• WHAT YOU ARE ASKED TO DO
Copy each line of the data below with the word "Placa".

┌─ DATA EXTRACT

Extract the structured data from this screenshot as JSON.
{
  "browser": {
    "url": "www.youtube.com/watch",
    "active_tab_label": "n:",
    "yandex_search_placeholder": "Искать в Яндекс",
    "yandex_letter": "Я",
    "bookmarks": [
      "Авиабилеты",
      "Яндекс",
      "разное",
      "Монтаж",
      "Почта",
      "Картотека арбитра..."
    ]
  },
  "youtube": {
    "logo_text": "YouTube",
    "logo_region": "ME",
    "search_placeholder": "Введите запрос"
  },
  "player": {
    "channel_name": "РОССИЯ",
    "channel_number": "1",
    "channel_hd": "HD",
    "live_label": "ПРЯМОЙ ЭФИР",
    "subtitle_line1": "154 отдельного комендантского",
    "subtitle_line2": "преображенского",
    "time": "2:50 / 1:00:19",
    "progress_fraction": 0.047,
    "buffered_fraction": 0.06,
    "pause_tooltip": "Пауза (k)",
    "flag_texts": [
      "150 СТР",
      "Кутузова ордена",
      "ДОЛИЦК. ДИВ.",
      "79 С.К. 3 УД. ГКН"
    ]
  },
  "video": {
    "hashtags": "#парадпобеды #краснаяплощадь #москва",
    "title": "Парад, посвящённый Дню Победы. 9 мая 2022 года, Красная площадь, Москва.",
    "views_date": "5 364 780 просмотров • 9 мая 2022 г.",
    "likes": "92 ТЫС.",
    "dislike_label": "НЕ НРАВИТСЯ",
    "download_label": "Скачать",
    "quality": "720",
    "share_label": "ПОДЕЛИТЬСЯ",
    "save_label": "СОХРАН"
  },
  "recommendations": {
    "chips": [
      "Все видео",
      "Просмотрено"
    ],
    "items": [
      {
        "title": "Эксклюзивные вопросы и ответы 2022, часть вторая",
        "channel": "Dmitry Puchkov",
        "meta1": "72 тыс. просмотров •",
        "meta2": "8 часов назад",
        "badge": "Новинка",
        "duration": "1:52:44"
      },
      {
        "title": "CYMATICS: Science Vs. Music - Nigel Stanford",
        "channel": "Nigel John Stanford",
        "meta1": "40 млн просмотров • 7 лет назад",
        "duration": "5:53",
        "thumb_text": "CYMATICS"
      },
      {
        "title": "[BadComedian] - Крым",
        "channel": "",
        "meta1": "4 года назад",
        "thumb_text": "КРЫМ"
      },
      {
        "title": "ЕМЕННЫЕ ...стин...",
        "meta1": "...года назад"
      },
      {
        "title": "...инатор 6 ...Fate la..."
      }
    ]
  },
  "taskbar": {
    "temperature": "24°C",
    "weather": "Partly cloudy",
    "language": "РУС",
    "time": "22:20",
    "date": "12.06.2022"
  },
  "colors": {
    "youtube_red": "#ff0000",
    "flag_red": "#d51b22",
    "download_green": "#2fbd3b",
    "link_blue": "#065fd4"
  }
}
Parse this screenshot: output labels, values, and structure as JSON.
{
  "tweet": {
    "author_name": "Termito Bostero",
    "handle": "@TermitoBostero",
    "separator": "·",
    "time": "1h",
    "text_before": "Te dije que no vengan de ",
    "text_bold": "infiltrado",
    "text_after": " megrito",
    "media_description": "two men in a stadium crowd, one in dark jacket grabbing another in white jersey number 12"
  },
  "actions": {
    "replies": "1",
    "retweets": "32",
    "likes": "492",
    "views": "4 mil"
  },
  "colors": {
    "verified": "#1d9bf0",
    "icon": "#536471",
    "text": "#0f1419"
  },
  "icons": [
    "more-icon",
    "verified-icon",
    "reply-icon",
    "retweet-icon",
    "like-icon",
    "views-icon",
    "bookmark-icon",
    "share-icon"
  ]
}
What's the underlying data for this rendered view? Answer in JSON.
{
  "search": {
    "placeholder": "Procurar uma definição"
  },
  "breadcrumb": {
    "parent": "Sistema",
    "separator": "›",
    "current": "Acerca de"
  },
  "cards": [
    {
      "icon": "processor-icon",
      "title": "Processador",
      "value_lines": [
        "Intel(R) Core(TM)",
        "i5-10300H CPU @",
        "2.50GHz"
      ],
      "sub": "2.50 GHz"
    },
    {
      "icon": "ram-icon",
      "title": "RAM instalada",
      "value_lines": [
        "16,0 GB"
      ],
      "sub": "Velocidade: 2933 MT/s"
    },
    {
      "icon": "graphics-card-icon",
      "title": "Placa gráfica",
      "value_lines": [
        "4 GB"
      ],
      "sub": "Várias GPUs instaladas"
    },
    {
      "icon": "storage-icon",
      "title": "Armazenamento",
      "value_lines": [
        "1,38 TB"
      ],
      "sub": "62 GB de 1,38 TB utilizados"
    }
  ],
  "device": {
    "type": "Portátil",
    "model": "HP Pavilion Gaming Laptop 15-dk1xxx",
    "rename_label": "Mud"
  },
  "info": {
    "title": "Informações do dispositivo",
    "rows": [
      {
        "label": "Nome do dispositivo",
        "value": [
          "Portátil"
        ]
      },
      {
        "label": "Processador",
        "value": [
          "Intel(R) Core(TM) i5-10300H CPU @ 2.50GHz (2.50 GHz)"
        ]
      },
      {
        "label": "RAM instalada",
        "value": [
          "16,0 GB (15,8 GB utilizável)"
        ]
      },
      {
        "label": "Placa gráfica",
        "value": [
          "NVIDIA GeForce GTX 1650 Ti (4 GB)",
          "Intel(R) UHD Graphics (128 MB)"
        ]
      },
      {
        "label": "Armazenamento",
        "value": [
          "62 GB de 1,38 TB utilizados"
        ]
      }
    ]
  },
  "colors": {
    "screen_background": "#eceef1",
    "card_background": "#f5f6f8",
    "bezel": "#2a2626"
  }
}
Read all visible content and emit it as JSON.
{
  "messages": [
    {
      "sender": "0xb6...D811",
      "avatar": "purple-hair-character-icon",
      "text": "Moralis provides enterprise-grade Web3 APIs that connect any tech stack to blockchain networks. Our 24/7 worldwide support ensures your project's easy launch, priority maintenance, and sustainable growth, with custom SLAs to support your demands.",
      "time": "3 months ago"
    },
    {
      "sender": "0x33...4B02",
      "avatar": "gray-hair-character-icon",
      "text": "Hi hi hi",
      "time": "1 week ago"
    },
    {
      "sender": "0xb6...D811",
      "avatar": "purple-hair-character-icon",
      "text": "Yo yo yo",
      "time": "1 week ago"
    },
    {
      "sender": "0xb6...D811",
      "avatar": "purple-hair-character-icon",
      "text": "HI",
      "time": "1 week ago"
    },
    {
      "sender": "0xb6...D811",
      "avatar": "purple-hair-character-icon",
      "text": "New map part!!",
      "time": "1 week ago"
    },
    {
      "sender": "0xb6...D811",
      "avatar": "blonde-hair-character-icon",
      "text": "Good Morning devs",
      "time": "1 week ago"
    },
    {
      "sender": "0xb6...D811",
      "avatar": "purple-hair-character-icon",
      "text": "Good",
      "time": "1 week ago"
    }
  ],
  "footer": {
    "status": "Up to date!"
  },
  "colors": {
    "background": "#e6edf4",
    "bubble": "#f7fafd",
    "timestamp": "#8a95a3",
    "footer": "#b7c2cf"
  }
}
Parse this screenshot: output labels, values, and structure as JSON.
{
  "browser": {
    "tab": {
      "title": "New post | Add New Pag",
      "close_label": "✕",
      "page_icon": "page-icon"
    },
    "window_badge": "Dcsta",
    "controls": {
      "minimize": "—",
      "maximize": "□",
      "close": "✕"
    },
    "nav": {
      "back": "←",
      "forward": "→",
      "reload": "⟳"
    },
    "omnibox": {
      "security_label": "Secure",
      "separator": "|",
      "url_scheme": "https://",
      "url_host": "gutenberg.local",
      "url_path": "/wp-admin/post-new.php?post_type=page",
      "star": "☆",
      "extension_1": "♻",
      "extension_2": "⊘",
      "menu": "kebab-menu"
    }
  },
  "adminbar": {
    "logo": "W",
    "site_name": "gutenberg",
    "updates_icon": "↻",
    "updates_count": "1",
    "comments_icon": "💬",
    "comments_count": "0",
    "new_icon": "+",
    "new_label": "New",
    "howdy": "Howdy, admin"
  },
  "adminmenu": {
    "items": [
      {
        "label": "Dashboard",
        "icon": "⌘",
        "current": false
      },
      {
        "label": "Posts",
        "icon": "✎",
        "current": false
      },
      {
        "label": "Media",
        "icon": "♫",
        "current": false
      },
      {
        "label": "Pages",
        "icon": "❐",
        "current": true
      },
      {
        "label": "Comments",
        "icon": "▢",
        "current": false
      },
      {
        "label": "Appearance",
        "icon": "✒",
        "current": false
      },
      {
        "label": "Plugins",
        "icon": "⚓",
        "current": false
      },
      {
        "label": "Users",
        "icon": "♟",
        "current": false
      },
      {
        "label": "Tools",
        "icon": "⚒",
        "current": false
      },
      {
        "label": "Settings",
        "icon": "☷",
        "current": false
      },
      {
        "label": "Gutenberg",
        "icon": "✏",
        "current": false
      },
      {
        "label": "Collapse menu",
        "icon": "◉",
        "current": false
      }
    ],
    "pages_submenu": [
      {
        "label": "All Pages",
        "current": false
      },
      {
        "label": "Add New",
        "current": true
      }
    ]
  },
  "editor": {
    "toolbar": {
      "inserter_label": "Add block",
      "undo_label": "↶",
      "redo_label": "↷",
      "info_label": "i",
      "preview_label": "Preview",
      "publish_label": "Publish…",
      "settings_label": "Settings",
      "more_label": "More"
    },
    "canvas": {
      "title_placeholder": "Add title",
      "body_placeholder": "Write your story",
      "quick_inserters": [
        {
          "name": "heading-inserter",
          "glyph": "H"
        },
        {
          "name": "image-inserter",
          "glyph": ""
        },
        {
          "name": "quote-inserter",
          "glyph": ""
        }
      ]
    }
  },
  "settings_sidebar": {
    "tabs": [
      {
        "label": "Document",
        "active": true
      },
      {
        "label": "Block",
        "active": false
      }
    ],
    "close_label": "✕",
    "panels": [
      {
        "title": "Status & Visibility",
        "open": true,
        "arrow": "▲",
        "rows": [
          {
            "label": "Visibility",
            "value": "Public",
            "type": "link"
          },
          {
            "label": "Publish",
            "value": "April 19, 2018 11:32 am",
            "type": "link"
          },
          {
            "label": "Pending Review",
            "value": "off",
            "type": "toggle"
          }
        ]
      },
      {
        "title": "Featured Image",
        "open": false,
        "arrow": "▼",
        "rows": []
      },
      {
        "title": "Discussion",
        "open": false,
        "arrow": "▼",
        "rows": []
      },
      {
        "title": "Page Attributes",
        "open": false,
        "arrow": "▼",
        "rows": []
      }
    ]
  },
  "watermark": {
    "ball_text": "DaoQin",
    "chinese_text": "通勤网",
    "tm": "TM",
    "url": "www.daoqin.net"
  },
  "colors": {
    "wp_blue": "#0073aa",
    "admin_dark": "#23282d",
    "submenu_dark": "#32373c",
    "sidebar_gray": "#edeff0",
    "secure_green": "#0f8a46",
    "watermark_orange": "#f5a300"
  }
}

└─

• TASK RESPONSE
      "title": "Placa gráfica",
        "label": "Placa gráfica",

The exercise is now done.